■ **What the task asks**
Look through the lines below and extract each one that contains "Select".

■ **Data supplied**
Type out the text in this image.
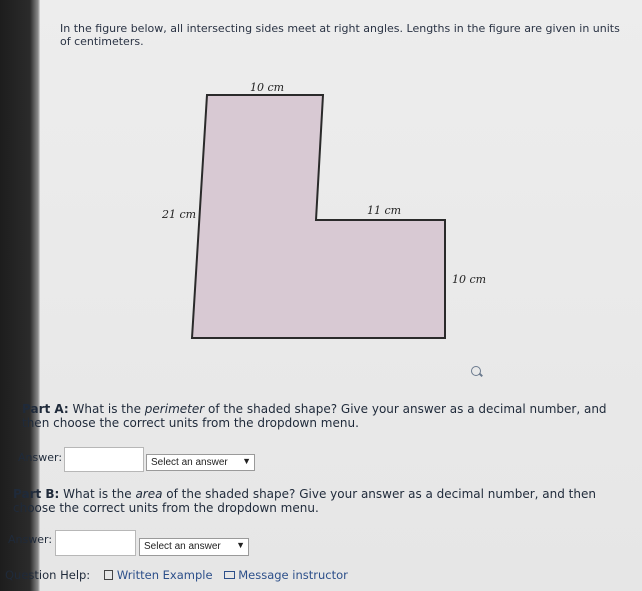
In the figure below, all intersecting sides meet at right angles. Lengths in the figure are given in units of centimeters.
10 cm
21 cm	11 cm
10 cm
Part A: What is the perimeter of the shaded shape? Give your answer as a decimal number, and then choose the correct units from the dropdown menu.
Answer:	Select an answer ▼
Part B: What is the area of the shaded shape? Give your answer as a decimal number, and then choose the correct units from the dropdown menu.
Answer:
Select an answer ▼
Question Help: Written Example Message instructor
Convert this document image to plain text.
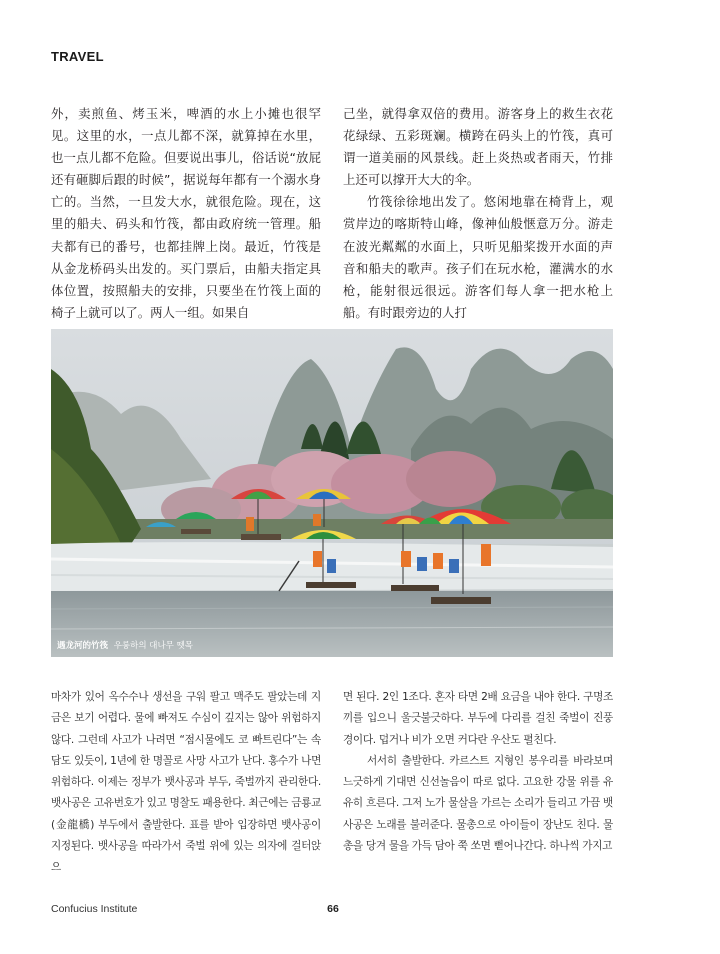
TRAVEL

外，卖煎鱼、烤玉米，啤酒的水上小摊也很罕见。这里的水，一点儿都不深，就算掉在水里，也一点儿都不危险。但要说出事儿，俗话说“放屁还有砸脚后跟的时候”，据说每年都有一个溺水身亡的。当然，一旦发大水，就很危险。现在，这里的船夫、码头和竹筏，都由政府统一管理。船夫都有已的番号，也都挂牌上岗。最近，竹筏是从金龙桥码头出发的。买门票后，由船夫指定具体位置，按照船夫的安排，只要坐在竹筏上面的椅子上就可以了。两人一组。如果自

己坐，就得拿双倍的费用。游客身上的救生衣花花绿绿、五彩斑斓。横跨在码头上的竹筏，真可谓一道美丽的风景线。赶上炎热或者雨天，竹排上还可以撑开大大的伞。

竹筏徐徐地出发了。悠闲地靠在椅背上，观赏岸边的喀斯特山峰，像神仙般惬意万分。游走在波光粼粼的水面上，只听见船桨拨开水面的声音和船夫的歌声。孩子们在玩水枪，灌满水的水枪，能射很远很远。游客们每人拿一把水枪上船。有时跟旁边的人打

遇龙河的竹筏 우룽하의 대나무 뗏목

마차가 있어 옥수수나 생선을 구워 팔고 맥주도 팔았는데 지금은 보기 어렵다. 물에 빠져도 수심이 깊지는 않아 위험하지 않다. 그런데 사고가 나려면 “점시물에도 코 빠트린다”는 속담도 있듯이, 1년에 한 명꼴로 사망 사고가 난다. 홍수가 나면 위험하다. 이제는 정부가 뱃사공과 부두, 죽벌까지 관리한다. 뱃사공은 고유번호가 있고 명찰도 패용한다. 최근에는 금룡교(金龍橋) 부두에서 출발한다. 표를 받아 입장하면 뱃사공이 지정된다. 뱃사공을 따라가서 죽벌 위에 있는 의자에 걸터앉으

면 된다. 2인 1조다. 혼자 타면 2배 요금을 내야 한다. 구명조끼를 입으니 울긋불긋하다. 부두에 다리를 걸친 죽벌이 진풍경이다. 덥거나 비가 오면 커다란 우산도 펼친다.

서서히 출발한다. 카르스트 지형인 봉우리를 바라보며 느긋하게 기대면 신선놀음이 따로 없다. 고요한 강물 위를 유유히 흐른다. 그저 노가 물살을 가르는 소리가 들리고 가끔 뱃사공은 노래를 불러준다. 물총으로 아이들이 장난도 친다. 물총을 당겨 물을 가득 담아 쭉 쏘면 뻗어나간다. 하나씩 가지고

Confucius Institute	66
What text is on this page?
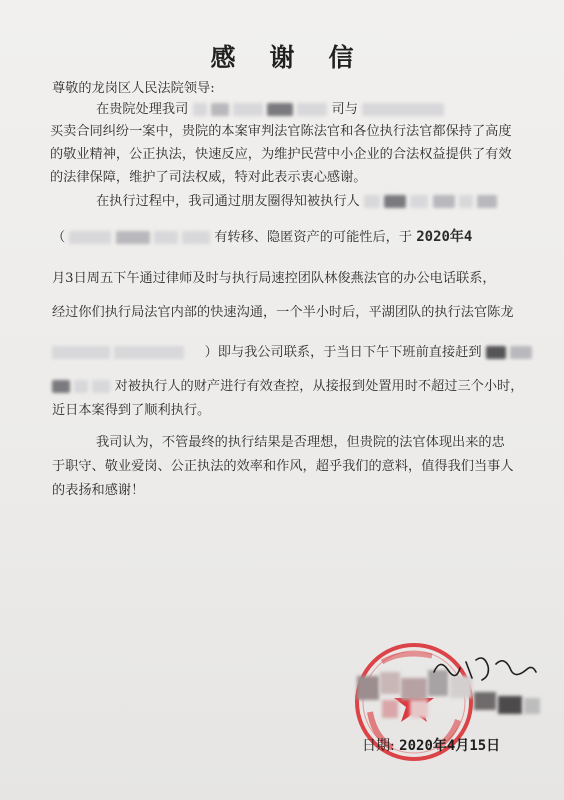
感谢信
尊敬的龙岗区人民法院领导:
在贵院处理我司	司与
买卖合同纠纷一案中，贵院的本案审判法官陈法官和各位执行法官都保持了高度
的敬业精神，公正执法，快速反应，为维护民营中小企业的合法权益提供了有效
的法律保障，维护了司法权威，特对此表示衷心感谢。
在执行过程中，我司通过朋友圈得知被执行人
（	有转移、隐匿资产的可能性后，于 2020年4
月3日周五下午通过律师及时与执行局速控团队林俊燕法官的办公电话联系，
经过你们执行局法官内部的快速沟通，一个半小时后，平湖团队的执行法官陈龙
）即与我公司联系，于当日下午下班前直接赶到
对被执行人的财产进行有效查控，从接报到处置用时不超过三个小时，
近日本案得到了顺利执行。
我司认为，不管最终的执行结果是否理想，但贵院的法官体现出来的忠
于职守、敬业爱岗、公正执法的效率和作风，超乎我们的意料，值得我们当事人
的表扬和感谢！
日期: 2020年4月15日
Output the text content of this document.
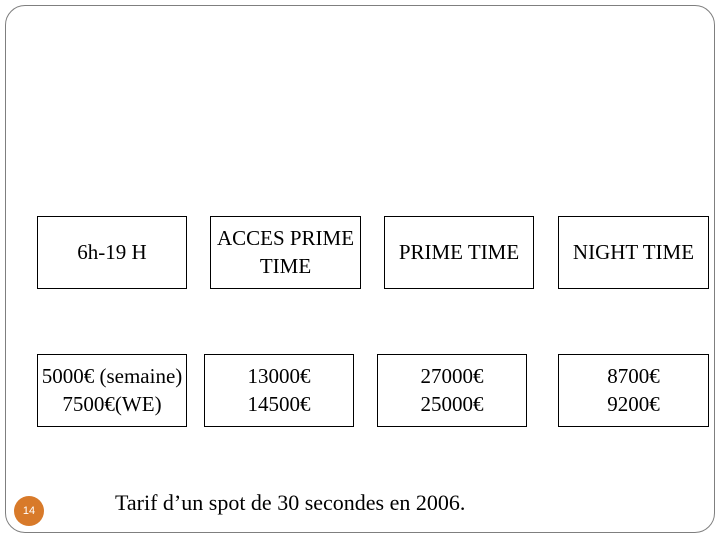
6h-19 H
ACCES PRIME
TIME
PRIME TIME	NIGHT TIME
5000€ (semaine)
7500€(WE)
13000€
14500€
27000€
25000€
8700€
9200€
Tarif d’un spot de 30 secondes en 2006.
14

■ **Response**
Answer:	Select an answer ▼
Select an answer ▼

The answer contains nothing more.